Copy each entry as it stands, leaving nothing out.

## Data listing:
▽

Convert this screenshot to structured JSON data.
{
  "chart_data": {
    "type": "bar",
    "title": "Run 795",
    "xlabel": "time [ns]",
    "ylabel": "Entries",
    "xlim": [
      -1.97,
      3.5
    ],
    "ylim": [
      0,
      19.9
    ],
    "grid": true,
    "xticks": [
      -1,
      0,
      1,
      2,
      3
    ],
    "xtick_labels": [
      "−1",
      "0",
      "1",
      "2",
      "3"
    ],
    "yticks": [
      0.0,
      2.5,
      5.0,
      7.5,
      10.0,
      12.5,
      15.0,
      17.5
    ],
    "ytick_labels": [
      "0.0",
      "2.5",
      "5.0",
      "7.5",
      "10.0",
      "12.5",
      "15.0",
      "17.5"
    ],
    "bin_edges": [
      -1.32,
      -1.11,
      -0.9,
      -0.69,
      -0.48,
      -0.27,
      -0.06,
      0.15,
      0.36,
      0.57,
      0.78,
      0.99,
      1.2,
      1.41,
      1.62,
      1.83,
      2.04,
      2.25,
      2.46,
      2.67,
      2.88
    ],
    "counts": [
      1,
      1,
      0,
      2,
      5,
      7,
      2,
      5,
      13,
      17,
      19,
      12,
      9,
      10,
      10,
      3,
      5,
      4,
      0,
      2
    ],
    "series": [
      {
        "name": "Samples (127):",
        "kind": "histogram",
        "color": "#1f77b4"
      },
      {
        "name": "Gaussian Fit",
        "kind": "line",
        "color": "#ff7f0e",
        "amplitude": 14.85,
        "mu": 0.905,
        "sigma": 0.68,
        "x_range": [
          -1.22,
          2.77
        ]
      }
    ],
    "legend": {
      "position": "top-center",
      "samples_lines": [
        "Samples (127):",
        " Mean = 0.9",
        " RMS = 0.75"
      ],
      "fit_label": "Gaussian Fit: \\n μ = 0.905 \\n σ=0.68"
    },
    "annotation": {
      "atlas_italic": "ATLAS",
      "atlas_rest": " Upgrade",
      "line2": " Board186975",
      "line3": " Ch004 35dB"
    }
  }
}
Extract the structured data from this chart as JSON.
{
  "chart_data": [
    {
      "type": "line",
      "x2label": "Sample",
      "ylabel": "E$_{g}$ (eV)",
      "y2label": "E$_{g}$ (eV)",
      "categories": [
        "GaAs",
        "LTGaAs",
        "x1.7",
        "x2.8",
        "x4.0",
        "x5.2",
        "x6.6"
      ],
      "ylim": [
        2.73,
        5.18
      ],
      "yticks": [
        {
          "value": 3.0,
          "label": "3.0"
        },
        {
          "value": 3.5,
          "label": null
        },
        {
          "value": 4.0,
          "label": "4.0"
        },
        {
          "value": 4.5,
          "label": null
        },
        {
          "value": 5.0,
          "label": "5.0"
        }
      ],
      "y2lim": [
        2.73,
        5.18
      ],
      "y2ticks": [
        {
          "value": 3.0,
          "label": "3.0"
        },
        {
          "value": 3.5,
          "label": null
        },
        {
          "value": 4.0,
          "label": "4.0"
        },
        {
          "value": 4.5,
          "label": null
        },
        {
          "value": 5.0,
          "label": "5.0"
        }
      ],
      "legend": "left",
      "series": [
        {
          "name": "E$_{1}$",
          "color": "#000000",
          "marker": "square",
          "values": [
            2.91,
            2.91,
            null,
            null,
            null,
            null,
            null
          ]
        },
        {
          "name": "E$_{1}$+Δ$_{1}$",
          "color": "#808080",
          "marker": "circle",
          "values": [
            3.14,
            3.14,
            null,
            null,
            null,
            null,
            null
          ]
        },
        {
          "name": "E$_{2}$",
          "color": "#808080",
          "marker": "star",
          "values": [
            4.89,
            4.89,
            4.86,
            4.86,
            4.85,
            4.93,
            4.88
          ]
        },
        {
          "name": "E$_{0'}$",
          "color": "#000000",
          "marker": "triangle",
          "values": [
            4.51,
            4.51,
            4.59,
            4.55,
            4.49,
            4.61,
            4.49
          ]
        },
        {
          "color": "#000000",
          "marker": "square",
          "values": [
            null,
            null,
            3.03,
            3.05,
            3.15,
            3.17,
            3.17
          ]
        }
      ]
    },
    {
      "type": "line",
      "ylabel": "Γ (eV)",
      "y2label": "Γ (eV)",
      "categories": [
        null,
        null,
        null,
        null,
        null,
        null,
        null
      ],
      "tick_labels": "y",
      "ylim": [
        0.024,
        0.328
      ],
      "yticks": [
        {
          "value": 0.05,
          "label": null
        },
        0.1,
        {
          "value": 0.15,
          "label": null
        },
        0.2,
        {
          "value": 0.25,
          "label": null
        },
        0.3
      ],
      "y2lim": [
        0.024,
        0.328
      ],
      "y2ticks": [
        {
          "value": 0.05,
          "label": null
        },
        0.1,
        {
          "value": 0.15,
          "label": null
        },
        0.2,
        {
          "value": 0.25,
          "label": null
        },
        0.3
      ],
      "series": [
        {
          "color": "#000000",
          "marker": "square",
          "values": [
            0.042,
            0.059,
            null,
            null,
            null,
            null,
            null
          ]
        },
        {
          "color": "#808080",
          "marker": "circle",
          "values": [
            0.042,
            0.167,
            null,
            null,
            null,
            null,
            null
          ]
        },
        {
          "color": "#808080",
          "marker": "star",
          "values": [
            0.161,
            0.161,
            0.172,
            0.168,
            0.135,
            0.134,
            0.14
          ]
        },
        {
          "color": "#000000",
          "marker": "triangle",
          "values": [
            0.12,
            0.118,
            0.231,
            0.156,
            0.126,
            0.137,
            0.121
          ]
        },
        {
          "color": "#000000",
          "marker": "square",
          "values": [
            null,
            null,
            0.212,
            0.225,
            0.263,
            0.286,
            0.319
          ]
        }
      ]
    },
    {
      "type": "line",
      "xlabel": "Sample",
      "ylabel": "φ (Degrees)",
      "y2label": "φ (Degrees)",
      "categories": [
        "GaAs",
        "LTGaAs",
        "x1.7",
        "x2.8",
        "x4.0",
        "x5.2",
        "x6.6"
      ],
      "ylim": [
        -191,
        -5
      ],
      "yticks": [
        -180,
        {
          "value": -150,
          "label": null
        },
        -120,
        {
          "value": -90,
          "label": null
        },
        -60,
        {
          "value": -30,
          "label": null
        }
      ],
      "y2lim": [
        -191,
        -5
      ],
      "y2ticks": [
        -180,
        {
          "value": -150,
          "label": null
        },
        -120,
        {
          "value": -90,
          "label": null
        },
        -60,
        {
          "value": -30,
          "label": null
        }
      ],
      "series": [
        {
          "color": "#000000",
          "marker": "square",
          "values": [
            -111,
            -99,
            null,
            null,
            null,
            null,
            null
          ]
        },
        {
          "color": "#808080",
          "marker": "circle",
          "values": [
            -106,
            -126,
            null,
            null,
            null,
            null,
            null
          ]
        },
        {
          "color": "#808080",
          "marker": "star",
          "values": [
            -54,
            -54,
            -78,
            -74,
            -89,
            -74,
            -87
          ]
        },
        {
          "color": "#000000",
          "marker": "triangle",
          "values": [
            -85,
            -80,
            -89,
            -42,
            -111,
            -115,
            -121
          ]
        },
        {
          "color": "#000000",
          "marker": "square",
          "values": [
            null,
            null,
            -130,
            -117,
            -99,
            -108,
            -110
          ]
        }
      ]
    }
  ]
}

△

## EXERCISE RESULT:
Convert this screenshot to structured JSON data.
{
  "chart_data": {
    "type": "bar",
    "title": "Run 795",
    "xlabel": "time [ns]",
    "ylabel": "Entries",
    "xlim": [
      -1.97,
      3.5
    ],
    "ylim": [
      0,
      19.9
    ],
    "grid": true,
    "xticks": [
      -1,
      0,
      1,
      2,
      3
    ],
    "xtick_labels": [
      "−1",
      "0",
      "1",
      "2",
      "3"
    ],
    "yticks": [
      0.0,
      2.5,
      5.0,
      7.5,
      10.0,
      12.5,
      15.0,
      17.5
    ],
    "ytick_labels": [
      "0.0",
      "2.5",
      "5.0",
      "7.5",
      "10.0",
      "12.5",
      "15.0",
      "17.5"
    ],
    "bin_edges": [
      -1.32,
      -1.11,
      -0.9,
      -0.69,
      -0.48,
      -0.27,
      -0.06,
      0.15,
      0.36,
      0.57,
      0.78,
      0.99,
      1.2,
      1.41,
      1.62,
      1.83,
      2.04,
      2.25,
      2.46,
      2.67,
      2.88
    ],
    "counts": [
      1,
      1,
      0,
      2,
      5,
      7,
      2,
      5,
      13,
      17,
      19,
      12,
      9,
      10,
      10,
      3,
      5,
      4,
      0,
      2
    ],
    "series": [
      {
        "name": "Samples (127):",
        "kind": "histogram",
        "color": "#1f77b4"
      },
      {
        "name": "Gaussian Fit",
        "kind": "line",
        "color": "#ff7f0e",
        "amplitude": 14.85,
        "mu": 0.905,
        "sigma": 0.68,
        "x_range": [
          -1.22,
          2.77
        ]
      }
    ],
    "legend": {
      "position": "top-center",
      "samples_lines": [
        "Samples (127):",
        " Mean = 0.9",
        " RMS = 0.75"
      ],
      "fit_label": "Gaussian Fit: \\n μ = 0.905 \\n σ=0.68"
    },
    "annotation": {
      "atlas_italic": "ATLAS",
      "atlas_rest": " Upgrade",
      "line2": " Board186975",
      "line3": " Ch004 35dB"
    }
  }
}
Extract the structured data from this chart as JSON.
{
  "chart_data": [
    {
      "type": "line",
      "x2label": "Sample",
      "ylabel": "E$_{g}$ (eV)",
      "y2label": "E$_{g}$ (eV)",
      "categories": [
        "GaAs",
        "LTGaAs",
        "x1.7",
        "x2.8",
        "x4.0",
        "x5.2",
        "x6.6"
      ],
      "ylim": [
        2.73,
        5.18
      ],
      "yticks": [
        {
          "value": 3.0,
          "label": "3.0"
        },
        {
          "value": 3.5,
          "label": null
        },
        {
          "value": 4.0,
          "label": "4.0"
        },
        {
          "value": 4.5,
          "label": null
        },
        {
          "value": 5.0,
          "label": "5.0"
        }
      ],
      "y2lim": [
        2.73,
        5.18
      ],
      "y2ticks": [
        {
          "value": 3.0,
          "label": "3.0"
        },
        {
          "value": 3.5,
          "label": null
        },
        {
          "value": 4.0,
          "label": "4.0"
        },
        {
          "value": 4.5,
          "label": null
        },
        {
          "value": 5.0,
          "label": "5.0"
        }
      ],
      "legend": "left",
      "series": [
        {
          "name": "E$_{1}$",
          "color": "#000000",
          "marker": "square",
          "values": [
            2.91,
            2.91,
            null,
            null,
            null,
            null,
            null
          ]
        },
        {
          "name": "E$_{1}$+Δ$_{1}$",
          "color": "#808080",
          "marker": "circle",
          "values": [
            3.14,
            3.14,
            null,
            null,
            null,
            null,
            null
          ]
        },
        {
          "name": "E$_{2}$",
          "color": "#808080",
          "marker": "star",
          "values": [
            4.89,
            4.89,
            4.86,
            4.86,
            4.85,
            4.93,
            4.88
          ]
        },
        {
          "name": "E$_{0'}$",
          "color": "#000000",
          "marker": "triangle",
          "values": [
            4.51,
            4.51,
            4.59,
            4.55,
            4.49,
            4.61,
            4.49
          ]
        },
        {
          "color": "#000000",
          "marker": "square",
          "values": [
            null,
            null,
            3.03,
            3.05,
            3.15,
            3.17,
            3.17
          ]
        }
      ]
    },
    {
      "type": "line",
      "ylabel": "Γ (eV)",
      "y2label": "Γ (eV)",
      "categories": [
        null,
        null,
        null,
        null,
        null,
        null,
        null
      ],
      "tick_labels": "y",
      "ylim": [
        0.024,
        0.328
      ],
      "yticks": [
        {
          "value": 0.05,
          "label": null
        },
        0.1,
        {
          "value": 0.15,
          "label": null
        },
        0.2,
        {
          "value": 0.25,
          "label": null
        },
        0.3
      ],
      "y2lim": [
        0.024,
        0.328
      ],
      "y2ticks": [
        {
          "value": 0.05,
          "label": null
        },
        0.1,
        {
          "value": 0.15,
          "label": null
        },
        0.2,
        {
          "value": 0.25,
          "label": null
        },
        0.3
      ],
      "series": [
        {
          "color": "#000000",
          "marker": "square",
          "values": [
            0.042,
            0.059,
            null,
            null,
            null,
            null,
            null
          ]
        },
        {
          "color": "#808080",
          "marker": "circle",
          "values": [
            0.042,
            0.167,
            null,
            null,
            null,
            null,
            null
          ]
        },
        {
          "color": "#808080",
          "marker": "star",
          "values": [
            0.161,
            0.161,
            0.172,
            0.168,
            0.135,
            0.134,
            0.14
          ]
        },
        {
          "color": "#000000",
          "marker": "triangle",
          "values": [
            0.12,
            0.118,
            0.231,
            0.156,
            0.126,
            0.137,
            0.121
          ]
        },
        {
          "color": "#000000",
          "marker": "square",
          "values": [
            null,
            null,
            0.212,
            0.225,
            0.263,
            0.286,
            0.319
          ]
        }
      ]
    },
    {
      "type": "line",
      "xlabel": "Sample",
      "ylabel": "φ (Degrees)",
      "y2label": "φ (Degrees)",
      "categories": [
        "GaAs",
        "LTGaAs",
        "x1.7",
        "x2.8",
        "x4.0",
        "x5.2",
        "x6.6"
      ],
      "ylim": [
        -191,
        -5
      ],
      "yticks": [
        -180,
        {
          "value": -150,
          "label": null
        },
        -120,
        {
          "value": -90,
          "label": null
        },
        -60,
        {
          "value": -30,
          "label": null
        }
      ],
      "y2lim": [
        -191,
        -5
      ],
      "y2ticks": [
        -180,
        {
          "value": -150,
          "label": null
        },
        -120,
        {
          "value": -90,
          "label": null
        },
        -60,
        {
          "value": -30,
          "label": null
        }
      ],
      "series": [
        {
          "color": "#000000",
          "marker": "square",
          "values": [
            -111,
            -99,
            null,
            null,
            null,
            null,
            null
          ]
        },
        {
          "color": "#808080",
          "marker": "circle",
          "values": [
            -106,
            -126,
            null,
            null,
            null,
            null,
            null
          ]
        },
        {
          "color": "#808080",
          "marker": "star",
          "values": [
            -54,
            -54,
            -78,
            -74,
            -89,
            -74,
            -87
          ]
        },
        {
          "color": "#000000",
          "marker": "triangle",
          "values": [
            -85,
            -80,
            -89,
            -42,
            -111,
            -115,
            -121
          ]
        },
        {
          "color": "#000000",
          "marker": "square",
          "values": [
            null,
            null,
            -130,
            -117,
            -99,
            -108,
            -110
          ]
        }
      ]
    }
  ]
}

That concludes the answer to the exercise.